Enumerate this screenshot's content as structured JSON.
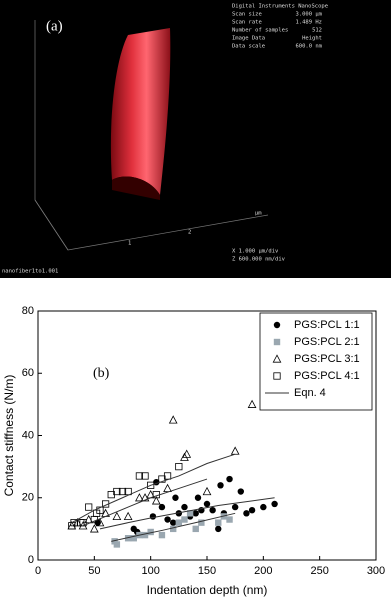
{
  "image_panel": {
    "label": "(a)",
    "header": "Digital Instruments NanoScope",
    "info": [
      [
        "Scan size",
        "3.000 µm"
      ],
      [
        "Scan rate",
        "1.489 Hz"
      ],
      [
        "Number of samples",
        "512"
      ],
      [
        "Image Data",
        "Height"
      ],
      [
        "Data scale",
        "600.0 nm"
      ]
    ],
    "axis_unit": "µm",
    "axis_ticks": [
      "1",
      "2"
    ],
    "scale_x": "X 1.000 µm/div",
    "scale_z": "Z 600.000 nm/div",
    "filename": "nanofiber1to1.001"
  },
  "chart_data": {
    "type": "scatter",
    "annotation": "(b)",
    "x_label": "Indentation depth (nm)",
    "y_label": "Contact stiffness (N/m)",
    "xlim": [
      0,
      300
    ],
    "xticks": [
      0,
      50,
      100,
      150,
      200,
      250,
      300
    ],
    "ylim": [
      0,
      80
    ],
    "yticks": [
      0,
      20,
      40,
      60,
      80
    ],
    "legend": "top-right",
    "series": [
      {
        "name": "PGS:PCL 1:1",
        "marker": "circle",
        "color": "#000000",
        "x": [
          53,
          85,
          88,
          102,
          105,
          110,
          115,
          120,
          122,
          125,
          130,
          135,
          140,
          142,
          145,
          150,
          155,
          160,
          162,
          165,
          170,
          175,
          180,
          185,
          190,
          200,
          210
        ],
        "values": [
          12,
          10,
          9,
          14,
          25,
          17,
          13,
          12,
          20,
          15,
          17,
          14,
          15,
          20,
          16,
          18,
          16,
          10,
          24,
          15,
          26,
          17,
          22,
          15,
          16,
          17,
          18
        ]
      },
      {
        "name": "PGS:PCL 2:1",
        "marker": "square",
        "color": "#9aa7b0",
        "x": [
          68,
          70,
          80,
          85,
          90,
          95,
          100,
          110,
          120,
          125,
          130,
          135,
          140,
          145,
          160,
          165,
          170
        ],
        "values": [
          6,
          5,
          7,
          7,
          8,
          8,
          9,
          8,
          10,
          12,
          13,
          15,
          10,
          12,
          12,
          14,
          13
        ]
      },
      {
        "name": "PGS:PCL 3:1",
        "marker": "triangle-open",
        "color": "#000000",
        "x": [
          30,
          35,
          40,
          45,
          50,
          55,
          60,
          70,
          80,
          90,
          95,
          100,
          105,
          115,
          120,
          130,
          132,
          150,
          175,
          190
        ],
        "values": [
          11,
          12,
          11,
          13,
          10,
          12,
          15,
          14,
          14,
          20,
          20,
          21,
          19,
          23,
          45,
          33,
          34,
          22,
          35,
          50
        ]
      },
      {
        "name": "PGS:PCL 4:1",
        "marker": "square-open",
        "color": "#000000",
        "x": [
          30,
          32,
          38,
          40,
          45,
          50,
          52,
          55,
          60,
          65,
          70,
          75,
          80,
          90,
          95,
          100,
          105,
          110,
          115,
          125
        ],
        "values": [
          11,
          12,
          12,
          12,
          17,
          13,
          15,
          16,
          18,
          21,
          22,
          22,
          22,
          27,
          27,
          24,
          21,
          26,
          27,
          30
        ]
      },
      {
        "name": "Eqn. 4",
        "marker": "line",
        "color": "#333333",
        "curves": [
          {
            "x": [
              30,
              50,
              75,
              100,
              125,
              150,
              175
            ],
            "values": [
              12,
              16,
              20,
              24,
              27,
              31,
              34
            ]
          },
          {
            "x": [
              40,
              60,
              80,
              100,
              125,
              150
            ],
            "values": [
              11,
              14,
              17,
              20,
              23,
              26
            ]
          },
          {
            "x": [
              55,
              80,
              100,
              130,
              160,
              210
            ],
            "values": [
              10,
              12,
              13.5,
              15.5,
              17.5,
              20
            ]
          },
          {
            "x": [
              65,
              90,
              110,
              140,
              175
            ],
            "values": [
              6,
              8,
              9.5,
              12,
              15
            ]
          }
        ]
      }
    ]
  }
}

---+---

Brief: Show the lines of the material that contain the word "marker".

Output of the task:
        "marker": "circle",
        "marker": "square",
        "marker": "triangle-open",
        "marker": "square-open",
        "marker": "line",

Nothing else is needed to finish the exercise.